- [WHAT THE TASK REQUIRES]
Scan the following material for the string "JSON" and copy each line in which it appears.

- [TASK MATERIAL]
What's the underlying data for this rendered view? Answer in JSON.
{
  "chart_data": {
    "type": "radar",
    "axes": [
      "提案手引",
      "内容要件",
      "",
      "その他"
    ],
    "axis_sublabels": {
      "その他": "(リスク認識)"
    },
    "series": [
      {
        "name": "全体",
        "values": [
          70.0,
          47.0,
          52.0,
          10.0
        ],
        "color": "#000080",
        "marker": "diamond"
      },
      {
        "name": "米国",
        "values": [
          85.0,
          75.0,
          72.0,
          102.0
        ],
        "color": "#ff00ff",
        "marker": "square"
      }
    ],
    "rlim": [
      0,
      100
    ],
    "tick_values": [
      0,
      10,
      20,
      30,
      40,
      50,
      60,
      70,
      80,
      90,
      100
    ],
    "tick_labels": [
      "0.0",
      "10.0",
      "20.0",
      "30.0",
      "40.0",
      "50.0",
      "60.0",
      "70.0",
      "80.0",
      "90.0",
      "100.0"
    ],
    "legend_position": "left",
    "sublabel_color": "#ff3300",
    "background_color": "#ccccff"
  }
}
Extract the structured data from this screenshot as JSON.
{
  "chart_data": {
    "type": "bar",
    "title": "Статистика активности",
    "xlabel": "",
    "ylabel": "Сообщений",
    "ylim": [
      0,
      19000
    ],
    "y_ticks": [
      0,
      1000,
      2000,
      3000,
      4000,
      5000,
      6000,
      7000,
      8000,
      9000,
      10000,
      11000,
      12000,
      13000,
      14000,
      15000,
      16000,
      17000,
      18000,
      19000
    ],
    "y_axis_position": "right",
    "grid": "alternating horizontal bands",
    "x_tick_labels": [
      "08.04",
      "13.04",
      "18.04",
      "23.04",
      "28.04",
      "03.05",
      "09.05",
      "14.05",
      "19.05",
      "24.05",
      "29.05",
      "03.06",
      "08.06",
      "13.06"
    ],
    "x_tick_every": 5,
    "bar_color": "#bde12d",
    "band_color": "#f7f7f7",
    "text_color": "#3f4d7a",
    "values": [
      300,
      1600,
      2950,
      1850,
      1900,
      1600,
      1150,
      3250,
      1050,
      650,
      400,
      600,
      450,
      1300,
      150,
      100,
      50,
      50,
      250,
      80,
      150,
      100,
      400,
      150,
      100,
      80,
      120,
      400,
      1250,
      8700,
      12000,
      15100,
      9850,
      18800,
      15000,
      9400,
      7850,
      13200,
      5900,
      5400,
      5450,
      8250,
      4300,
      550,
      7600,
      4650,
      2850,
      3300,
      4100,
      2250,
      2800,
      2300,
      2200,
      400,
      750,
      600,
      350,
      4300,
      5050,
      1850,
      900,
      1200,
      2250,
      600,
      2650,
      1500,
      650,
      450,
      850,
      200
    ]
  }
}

- [EXERCISE ANSWER]
What's the underlying data for this rendered view? Answer in JSON.
Extract the structured data from this screenshot as JSON.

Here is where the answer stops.